What you will do
Examine the entries and show every line in which the word "сети" is found.

____ Given records

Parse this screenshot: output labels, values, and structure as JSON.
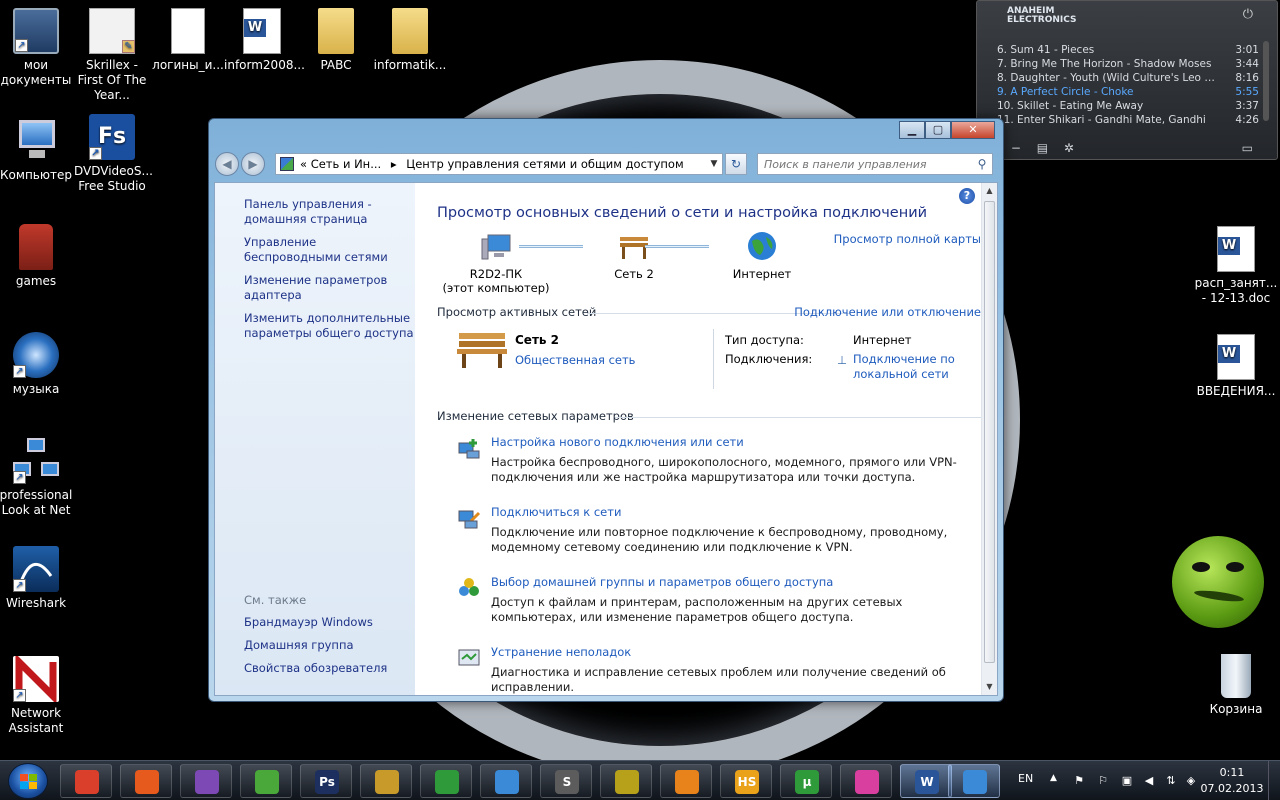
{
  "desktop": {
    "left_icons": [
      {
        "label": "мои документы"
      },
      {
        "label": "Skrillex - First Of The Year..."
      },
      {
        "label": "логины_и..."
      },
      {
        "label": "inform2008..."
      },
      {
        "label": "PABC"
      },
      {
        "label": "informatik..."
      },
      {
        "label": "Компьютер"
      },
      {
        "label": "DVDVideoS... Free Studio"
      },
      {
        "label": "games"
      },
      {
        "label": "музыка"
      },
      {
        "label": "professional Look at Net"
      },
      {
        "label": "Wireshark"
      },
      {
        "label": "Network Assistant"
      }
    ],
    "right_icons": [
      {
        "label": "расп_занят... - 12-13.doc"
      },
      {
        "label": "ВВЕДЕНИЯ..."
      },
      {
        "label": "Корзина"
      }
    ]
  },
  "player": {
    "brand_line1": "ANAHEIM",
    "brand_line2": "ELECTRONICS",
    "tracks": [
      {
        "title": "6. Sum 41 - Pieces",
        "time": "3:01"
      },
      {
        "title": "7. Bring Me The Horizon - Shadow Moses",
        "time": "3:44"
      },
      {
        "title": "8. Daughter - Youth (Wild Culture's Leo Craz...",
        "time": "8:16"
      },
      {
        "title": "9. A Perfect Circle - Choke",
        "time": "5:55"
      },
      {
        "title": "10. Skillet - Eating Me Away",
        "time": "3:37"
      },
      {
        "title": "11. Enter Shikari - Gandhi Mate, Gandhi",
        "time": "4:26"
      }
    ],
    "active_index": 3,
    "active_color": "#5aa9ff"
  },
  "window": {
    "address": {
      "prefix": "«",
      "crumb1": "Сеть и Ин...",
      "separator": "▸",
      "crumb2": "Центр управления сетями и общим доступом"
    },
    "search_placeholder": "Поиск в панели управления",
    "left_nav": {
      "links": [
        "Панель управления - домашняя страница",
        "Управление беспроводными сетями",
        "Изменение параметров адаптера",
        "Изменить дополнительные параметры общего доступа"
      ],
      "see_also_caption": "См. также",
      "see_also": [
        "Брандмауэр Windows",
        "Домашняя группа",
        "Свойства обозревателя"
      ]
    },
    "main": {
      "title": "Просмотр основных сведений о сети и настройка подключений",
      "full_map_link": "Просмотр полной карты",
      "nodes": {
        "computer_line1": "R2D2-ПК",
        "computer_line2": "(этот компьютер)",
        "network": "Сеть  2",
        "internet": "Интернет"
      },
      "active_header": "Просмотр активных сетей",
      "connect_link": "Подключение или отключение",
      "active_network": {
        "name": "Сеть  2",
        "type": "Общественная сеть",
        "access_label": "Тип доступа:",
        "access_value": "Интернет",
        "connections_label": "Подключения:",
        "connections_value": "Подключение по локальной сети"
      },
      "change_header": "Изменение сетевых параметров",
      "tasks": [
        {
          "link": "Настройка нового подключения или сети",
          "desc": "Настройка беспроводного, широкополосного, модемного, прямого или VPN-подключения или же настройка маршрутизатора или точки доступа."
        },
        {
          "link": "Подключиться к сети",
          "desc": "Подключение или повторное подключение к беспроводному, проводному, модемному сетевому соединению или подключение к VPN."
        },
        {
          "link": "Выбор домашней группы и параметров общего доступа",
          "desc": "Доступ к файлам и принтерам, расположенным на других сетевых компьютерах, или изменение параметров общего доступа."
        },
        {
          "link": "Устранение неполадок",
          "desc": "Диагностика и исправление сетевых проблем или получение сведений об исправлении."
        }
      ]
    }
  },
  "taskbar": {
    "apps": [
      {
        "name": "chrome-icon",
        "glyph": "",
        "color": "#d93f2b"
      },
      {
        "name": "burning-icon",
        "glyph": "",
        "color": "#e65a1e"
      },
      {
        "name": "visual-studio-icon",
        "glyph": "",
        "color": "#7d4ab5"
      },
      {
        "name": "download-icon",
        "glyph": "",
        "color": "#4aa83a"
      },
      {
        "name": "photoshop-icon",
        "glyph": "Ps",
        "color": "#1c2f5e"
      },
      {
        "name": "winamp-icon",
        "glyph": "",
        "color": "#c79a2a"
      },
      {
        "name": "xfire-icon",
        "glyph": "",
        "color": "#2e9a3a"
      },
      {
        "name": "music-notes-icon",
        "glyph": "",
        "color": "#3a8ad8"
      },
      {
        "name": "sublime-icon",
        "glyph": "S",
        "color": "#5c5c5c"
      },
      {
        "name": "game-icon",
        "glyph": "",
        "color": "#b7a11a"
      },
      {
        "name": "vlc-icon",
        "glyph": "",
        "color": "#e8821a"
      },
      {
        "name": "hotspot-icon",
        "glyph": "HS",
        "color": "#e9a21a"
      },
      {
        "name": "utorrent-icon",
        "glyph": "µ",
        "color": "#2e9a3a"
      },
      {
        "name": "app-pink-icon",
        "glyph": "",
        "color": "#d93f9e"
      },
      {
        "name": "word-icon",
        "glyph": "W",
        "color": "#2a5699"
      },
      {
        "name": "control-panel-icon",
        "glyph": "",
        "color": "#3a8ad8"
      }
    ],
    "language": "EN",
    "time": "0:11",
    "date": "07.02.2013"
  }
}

________
____ Given records

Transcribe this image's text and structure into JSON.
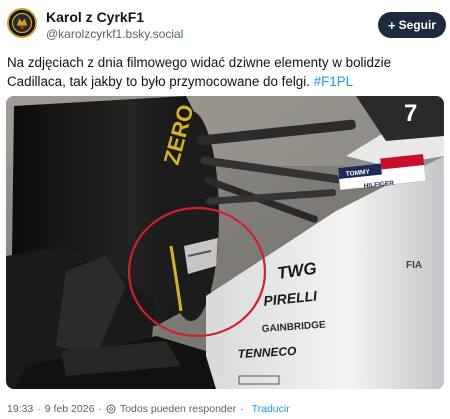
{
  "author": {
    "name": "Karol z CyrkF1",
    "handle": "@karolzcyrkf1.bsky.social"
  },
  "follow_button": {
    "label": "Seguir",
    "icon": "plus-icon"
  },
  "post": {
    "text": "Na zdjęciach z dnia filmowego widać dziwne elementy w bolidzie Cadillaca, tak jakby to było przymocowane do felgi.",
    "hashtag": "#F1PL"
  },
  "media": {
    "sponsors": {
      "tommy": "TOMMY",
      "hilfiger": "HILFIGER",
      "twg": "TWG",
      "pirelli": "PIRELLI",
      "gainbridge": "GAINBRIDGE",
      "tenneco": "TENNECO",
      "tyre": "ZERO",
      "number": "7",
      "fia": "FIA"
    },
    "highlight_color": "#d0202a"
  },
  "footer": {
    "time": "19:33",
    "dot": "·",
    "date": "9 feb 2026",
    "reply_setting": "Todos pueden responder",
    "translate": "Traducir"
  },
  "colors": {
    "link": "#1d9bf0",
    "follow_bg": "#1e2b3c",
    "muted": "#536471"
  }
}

________

Solution for this task
      "title": "Просмотр основных сведений о сети и настройка подключений",
        "connections_value": "Подключение по локальной сети"
          "link": "Настройка нового подключения или сети",
          "link": "Подключиться к сети",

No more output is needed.